(Stored data)
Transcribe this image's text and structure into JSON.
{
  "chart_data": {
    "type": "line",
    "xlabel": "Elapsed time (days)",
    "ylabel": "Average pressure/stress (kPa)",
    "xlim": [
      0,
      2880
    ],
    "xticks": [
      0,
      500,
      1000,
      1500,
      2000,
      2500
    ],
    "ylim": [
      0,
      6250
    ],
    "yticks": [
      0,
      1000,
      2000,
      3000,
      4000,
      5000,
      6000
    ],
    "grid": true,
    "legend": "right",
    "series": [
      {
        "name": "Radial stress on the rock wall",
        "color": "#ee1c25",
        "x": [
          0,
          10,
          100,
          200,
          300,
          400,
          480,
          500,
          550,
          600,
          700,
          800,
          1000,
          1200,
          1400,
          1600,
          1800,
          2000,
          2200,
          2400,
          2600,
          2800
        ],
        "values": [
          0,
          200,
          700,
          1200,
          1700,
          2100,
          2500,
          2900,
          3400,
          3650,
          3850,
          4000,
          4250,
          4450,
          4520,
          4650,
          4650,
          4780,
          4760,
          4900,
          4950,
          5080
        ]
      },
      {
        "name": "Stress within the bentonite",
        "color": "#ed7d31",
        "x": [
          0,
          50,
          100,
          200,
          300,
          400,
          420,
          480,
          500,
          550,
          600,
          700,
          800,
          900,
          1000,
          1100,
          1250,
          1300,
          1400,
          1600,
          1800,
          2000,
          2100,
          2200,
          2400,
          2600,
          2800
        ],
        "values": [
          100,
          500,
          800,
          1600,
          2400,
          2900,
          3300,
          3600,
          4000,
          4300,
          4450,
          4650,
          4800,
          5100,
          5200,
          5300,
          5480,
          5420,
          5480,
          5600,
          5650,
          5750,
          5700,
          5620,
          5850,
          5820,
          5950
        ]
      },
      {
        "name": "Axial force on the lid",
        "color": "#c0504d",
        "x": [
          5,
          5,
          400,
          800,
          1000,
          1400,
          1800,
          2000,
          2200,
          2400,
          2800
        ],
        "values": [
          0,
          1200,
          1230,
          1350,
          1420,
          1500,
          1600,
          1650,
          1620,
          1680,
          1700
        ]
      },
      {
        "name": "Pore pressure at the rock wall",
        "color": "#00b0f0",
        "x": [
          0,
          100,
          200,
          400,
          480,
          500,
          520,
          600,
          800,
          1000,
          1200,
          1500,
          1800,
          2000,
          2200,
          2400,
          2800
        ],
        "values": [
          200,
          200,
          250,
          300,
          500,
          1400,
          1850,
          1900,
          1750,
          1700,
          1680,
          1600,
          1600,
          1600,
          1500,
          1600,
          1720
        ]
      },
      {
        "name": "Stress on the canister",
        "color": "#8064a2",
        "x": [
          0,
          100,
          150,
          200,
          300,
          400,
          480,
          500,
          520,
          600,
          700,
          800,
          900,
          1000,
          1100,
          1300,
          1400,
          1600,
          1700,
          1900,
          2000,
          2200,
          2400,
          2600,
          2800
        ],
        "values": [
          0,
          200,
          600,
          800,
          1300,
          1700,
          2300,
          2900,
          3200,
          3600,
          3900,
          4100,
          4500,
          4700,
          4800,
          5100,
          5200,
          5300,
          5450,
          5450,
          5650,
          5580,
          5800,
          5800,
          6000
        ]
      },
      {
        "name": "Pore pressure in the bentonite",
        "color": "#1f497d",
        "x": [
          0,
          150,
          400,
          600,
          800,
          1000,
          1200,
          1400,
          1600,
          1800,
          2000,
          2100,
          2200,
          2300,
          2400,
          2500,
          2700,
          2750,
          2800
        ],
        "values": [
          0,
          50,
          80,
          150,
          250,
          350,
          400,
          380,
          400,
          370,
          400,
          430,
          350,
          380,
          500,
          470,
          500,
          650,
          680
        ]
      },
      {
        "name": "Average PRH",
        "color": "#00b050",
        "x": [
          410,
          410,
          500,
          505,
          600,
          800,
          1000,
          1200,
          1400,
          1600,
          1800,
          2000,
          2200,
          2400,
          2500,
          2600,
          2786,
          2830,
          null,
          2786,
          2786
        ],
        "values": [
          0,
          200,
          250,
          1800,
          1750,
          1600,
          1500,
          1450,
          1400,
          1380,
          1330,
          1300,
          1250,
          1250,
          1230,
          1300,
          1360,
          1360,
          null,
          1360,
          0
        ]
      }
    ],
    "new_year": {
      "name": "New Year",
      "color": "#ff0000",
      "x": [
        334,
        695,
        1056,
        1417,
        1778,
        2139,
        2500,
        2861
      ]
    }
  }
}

## [GIVEN PROBLEM]
Copy every line of the records above that holds the word "bentonite".

## [PROBLEM SOLUTION]
        "name": "Stress within the bentonite",
        "name": "Pore pressure in the bentonite",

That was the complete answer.